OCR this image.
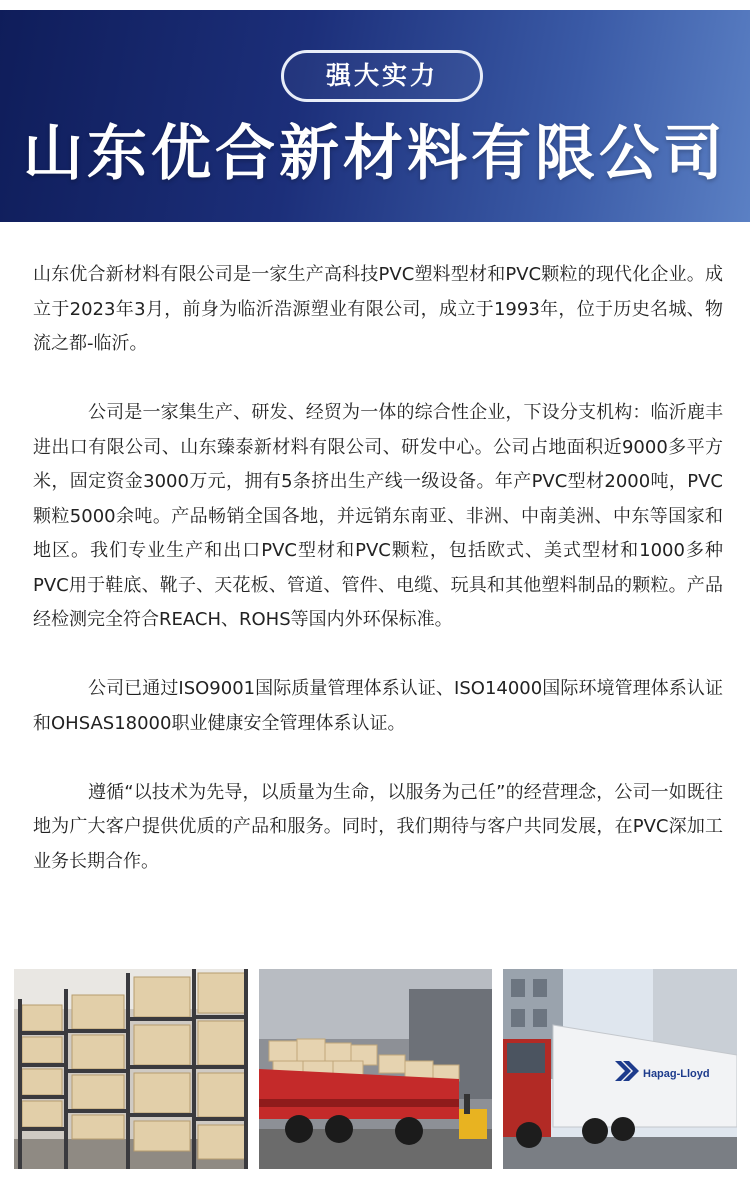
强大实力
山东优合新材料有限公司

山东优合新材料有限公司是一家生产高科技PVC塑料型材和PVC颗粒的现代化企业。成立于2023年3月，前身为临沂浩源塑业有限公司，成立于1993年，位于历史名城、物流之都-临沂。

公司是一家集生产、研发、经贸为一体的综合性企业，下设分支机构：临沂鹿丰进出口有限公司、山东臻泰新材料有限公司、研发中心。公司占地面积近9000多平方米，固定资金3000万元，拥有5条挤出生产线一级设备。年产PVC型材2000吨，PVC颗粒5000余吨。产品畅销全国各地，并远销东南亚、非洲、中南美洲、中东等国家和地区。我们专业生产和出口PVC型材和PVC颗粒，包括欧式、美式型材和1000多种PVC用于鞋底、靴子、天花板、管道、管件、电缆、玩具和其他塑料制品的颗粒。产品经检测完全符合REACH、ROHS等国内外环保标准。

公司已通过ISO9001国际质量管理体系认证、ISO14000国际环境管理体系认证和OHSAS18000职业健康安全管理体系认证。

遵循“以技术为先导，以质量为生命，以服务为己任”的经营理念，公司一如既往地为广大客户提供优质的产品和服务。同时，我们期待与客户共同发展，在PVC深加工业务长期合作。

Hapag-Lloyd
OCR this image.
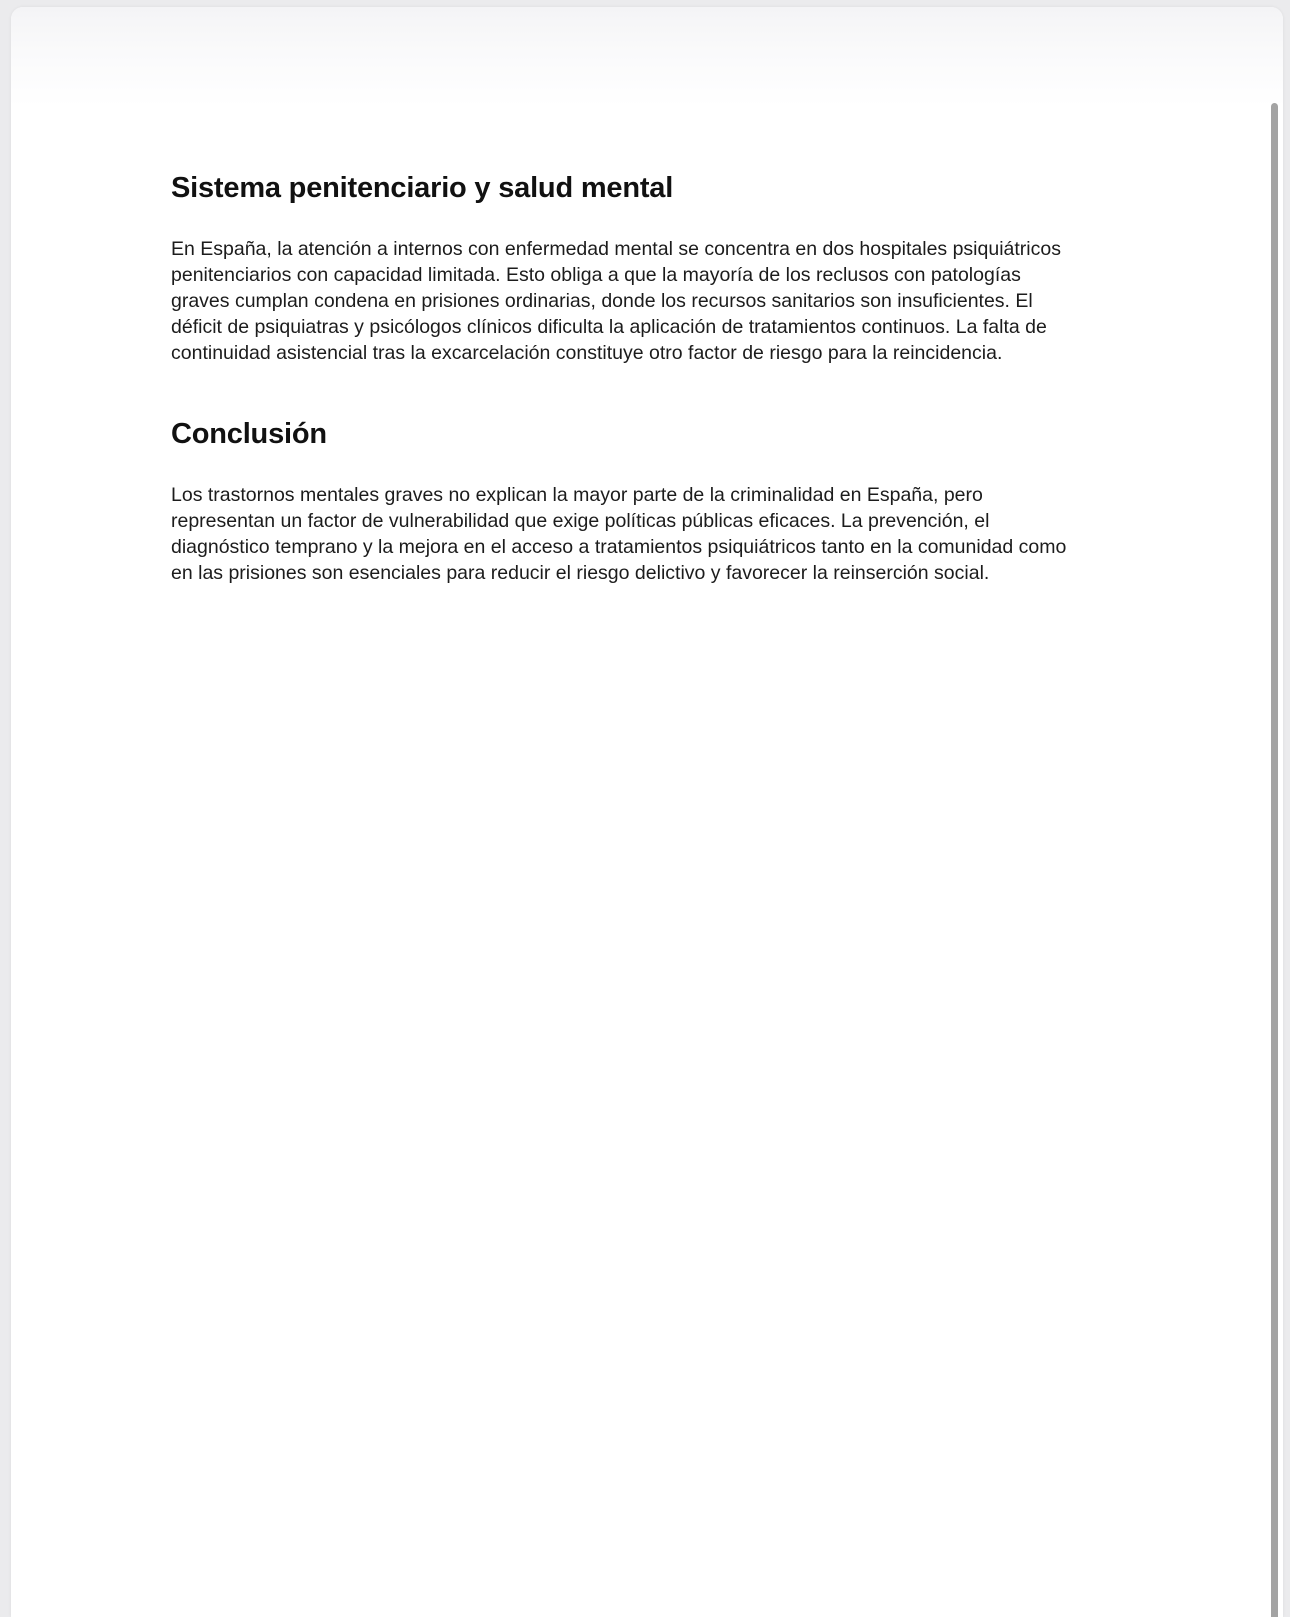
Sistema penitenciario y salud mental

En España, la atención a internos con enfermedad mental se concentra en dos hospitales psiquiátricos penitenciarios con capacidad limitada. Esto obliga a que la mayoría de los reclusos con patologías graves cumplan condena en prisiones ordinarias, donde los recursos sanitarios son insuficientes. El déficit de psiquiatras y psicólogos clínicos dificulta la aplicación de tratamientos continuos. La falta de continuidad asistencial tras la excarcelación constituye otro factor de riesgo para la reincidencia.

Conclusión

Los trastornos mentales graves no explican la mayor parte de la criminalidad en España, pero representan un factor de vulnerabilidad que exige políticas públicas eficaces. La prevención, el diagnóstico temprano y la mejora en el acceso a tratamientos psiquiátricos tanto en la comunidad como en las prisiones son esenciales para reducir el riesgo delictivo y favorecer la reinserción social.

--------------------------------

Copy out all the data exactly; skip the pictures.

OCR this image.
强大实力
山东优合新材料有限公司

山东优合新材料有限公司是一家生产高科技PVC塑料型材和PVC颗粒的现代化企业。成立于2023年3月，前身为临沂浩源塑业有限公司，成立于1993年，位于历史名城、物流之都-临沂。

公司是一家集生产、研发、经贸为一体的综合性企业，下设分支机构：临沂鹿丰进出口有限公司、山东臻泰新材料有限公司、研发中心。公司占地面积近9000多平方米，固定资金3000万元，拥有5条挤出生产线一级设备。年产PVC型材2000吨，PVC颗粒5000余吨。产品畅销全国各地，并远销东南亚、非洲、中南美洲、中东等国家和地区。我们专业生产和出口PVC型材和PVC颗粒，包括欧式、美式型材和1000多种PVC用于鞋底、靴子、天花板、管道、管件、电缆、玩具和其他塑料制品的颗粒。产品经检测完全符合REACH、ROHS等国内外环保标准。

公司已通过ISO9001国际质量管理体系认证、ISO14000国际环境管理体系认证和OHSAS18000职业健康安全管理体系认证。

遵循“以技术为先导，以质量为生命，以服务为己任”的经营理念，公司一如既往地为广大客户提供优质的产品和服务。同时，我们期待与客户共同发展，在PVC深加工业务长期合作。

Hapag-Lloyd
OCR this image.
Sistema penitenciario y salud mental

En España, la atención a internos con enfermedad mental se concentra en dos hospitales psiquiátricos penitenciarios con capacidad limitada. Esto obliga a que la mayoría de los reclusos con patologías graves cumplan condena en prisiones ordinarias, donde los recursos sanitarios son insuficientes. El déficit de psiquiatras y psicólogos clínicos dificulta la aplicación de tratamientos continuos. La falta de continuidad asistencial tras la excarcelación constituye otro factor de riesgo para la reincidencia.

Conclusión

Los trastornos mentales graves no explican la mayor parte de la criminalidad en España, pero representan un factor de vulnerabilidad que exige políticas públicas eficaces. La prevención, el diagnóstico temprano y la mejora en el acceso a tratamientos psiquiátricos tanto en la comunidad como en las prisiones son esenciales para reducir el riesgo delictivo y favorecer la reinserción social.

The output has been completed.